EXERCISE GOAL:
Only a number is wanted: how many lines of the entries include the string "wrestling"?

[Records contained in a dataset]
▬▬▬

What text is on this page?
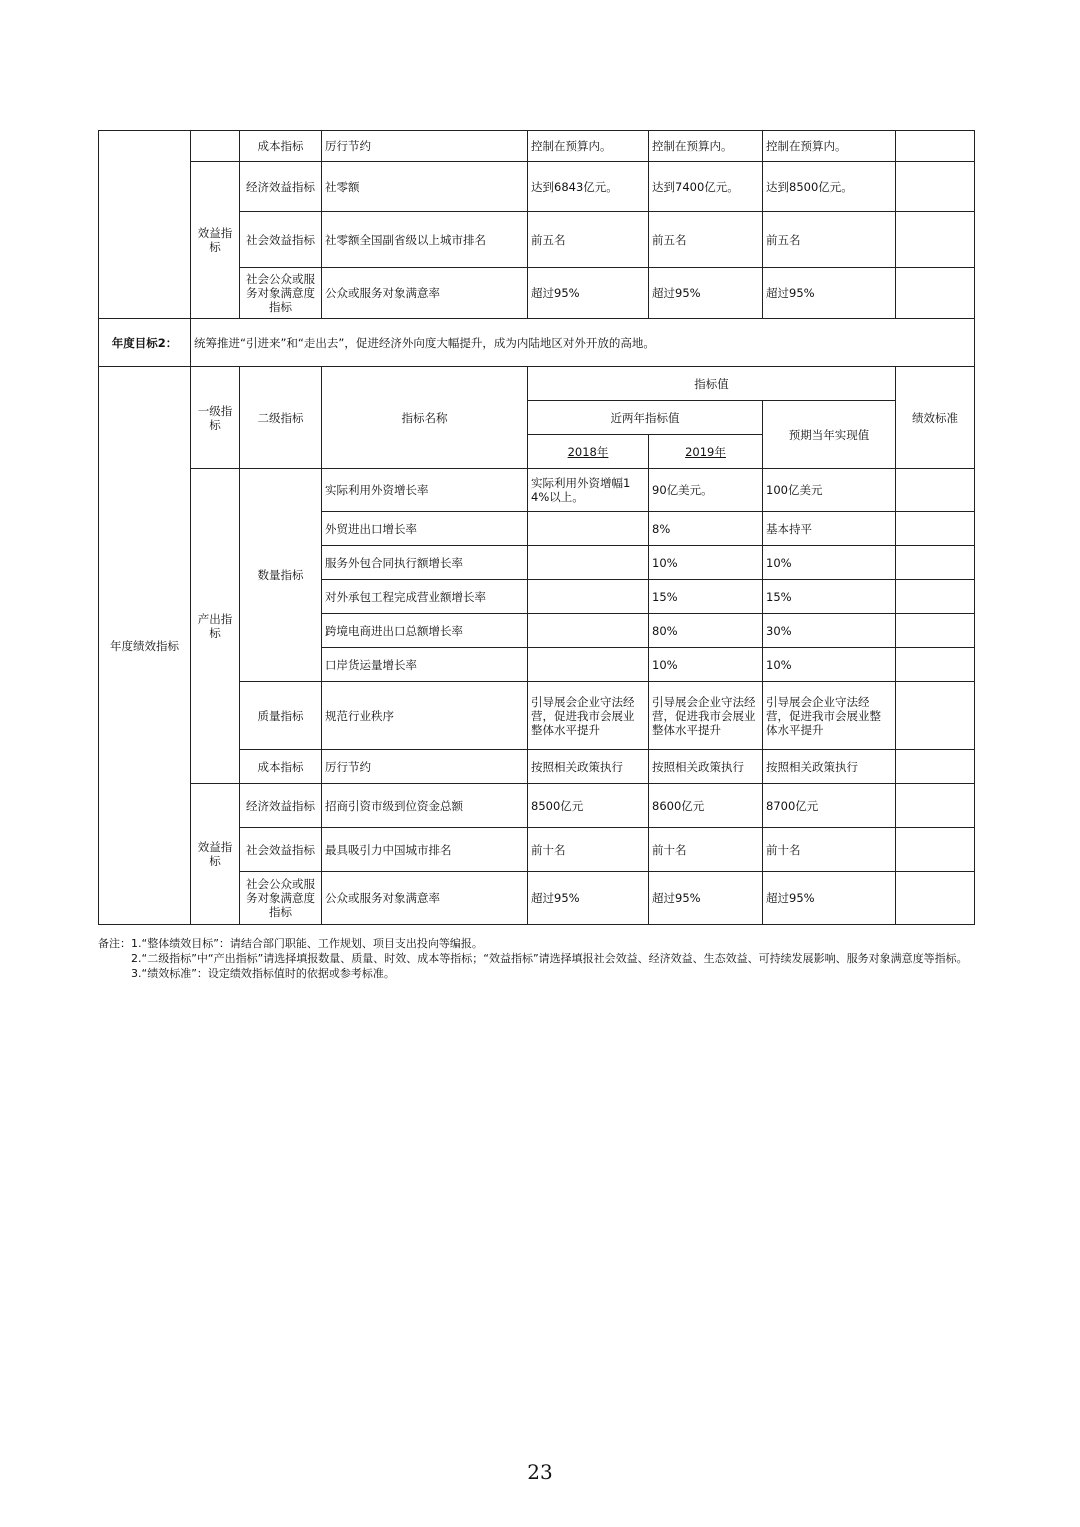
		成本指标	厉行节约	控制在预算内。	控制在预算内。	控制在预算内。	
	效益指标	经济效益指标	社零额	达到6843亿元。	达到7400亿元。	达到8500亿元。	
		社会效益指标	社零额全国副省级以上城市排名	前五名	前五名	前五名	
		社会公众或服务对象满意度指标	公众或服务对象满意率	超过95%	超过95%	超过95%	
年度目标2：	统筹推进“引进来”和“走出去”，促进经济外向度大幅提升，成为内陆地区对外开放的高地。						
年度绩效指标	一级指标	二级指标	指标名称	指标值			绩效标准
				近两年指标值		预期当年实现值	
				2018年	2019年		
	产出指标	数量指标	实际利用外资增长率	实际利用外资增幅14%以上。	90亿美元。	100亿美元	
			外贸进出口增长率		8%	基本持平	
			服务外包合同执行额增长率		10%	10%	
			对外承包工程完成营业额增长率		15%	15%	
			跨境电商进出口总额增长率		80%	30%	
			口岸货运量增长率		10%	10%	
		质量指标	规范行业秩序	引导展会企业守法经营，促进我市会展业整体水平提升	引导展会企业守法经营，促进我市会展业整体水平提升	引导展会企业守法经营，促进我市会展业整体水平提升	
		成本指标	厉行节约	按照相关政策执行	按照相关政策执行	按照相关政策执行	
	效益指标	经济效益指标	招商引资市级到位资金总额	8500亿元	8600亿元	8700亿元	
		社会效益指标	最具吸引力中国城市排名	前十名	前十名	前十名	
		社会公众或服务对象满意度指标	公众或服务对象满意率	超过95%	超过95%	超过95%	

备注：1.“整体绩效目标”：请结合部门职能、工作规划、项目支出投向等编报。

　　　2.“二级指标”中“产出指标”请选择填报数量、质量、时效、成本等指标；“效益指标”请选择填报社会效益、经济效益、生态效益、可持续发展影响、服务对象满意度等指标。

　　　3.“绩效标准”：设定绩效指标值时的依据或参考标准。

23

▬▬▬

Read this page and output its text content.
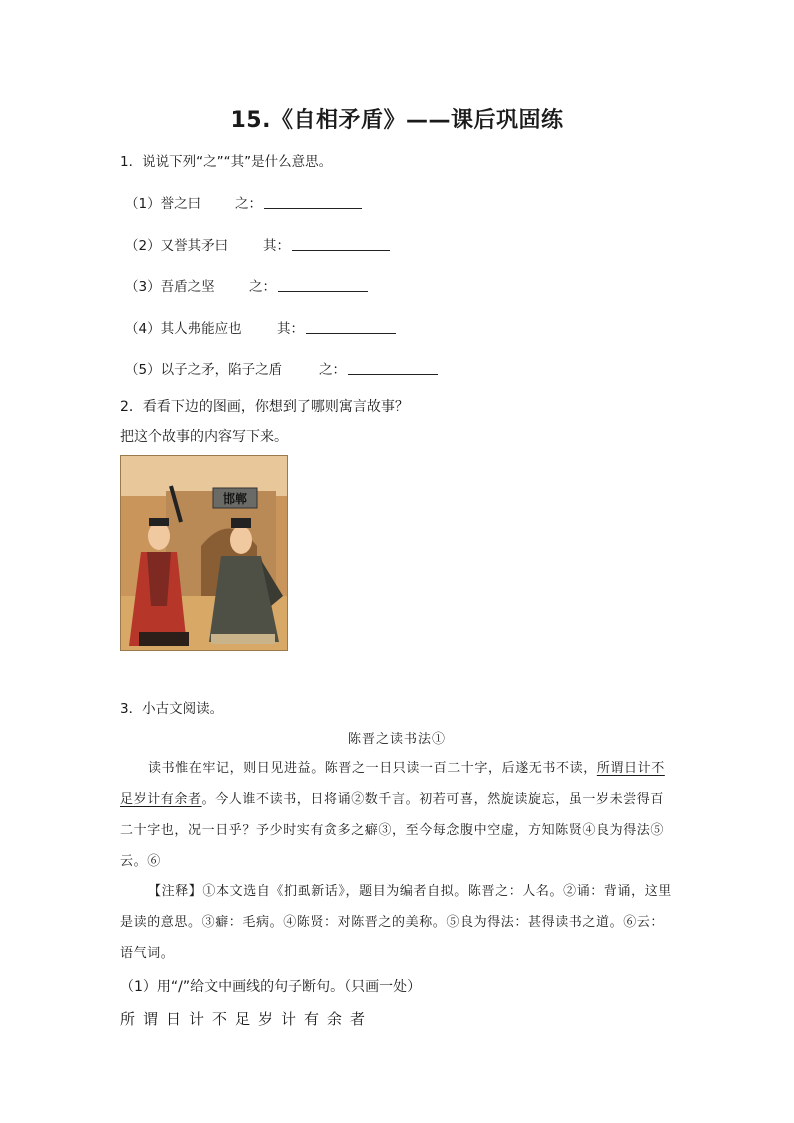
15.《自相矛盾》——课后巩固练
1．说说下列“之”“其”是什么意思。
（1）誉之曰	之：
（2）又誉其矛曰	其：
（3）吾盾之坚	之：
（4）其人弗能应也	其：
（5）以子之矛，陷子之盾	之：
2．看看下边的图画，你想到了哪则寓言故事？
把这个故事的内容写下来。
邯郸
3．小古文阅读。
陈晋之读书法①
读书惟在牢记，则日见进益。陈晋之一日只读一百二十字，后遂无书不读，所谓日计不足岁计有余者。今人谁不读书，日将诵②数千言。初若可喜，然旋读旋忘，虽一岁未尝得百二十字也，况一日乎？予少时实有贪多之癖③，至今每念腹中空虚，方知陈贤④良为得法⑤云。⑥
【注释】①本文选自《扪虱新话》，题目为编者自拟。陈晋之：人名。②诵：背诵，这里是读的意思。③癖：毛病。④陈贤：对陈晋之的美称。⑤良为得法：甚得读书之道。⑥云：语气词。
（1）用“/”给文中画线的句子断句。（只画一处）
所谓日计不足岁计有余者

▬▬▬

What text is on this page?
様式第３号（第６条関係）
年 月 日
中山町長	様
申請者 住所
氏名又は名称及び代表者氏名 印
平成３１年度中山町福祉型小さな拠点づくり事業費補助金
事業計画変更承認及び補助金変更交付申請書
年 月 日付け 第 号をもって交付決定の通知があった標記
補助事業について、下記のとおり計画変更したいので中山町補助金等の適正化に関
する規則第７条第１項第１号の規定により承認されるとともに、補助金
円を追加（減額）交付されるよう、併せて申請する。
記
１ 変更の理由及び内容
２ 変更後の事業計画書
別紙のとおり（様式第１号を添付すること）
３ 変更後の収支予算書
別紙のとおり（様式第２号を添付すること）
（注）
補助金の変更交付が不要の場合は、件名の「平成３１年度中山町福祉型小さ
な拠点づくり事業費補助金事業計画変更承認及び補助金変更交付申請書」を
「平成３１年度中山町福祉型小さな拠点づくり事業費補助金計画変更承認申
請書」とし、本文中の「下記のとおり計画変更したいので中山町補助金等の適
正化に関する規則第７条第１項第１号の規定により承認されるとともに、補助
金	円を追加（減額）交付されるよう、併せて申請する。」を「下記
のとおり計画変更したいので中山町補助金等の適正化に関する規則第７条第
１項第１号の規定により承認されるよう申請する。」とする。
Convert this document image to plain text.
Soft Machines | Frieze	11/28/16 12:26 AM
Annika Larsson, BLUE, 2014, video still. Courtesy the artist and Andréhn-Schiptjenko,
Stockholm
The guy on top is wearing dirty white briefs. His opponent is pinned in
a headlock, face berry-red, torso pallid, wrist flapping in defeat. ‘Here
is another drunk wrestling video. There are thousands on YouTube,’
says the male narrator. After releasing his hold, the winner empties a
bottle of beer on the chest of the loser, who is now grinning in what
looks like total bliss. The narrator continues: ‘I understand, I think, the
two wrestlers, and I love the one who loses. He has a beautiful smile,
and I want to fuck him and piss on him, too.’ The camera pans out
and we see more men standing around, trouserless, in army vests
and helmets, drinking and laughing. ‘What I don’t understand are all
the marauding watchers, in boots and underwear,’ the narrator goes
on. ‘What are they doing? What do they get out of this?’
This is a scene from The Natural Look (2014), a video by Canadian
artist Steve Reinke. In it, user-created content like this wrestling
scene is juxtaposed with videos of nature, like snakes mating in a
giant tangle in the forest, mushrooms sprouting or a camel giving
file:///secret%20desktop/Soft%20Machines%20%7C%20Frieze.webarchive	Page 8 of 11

▬▬▬

RESULT FOR THIS EXERCISE:
2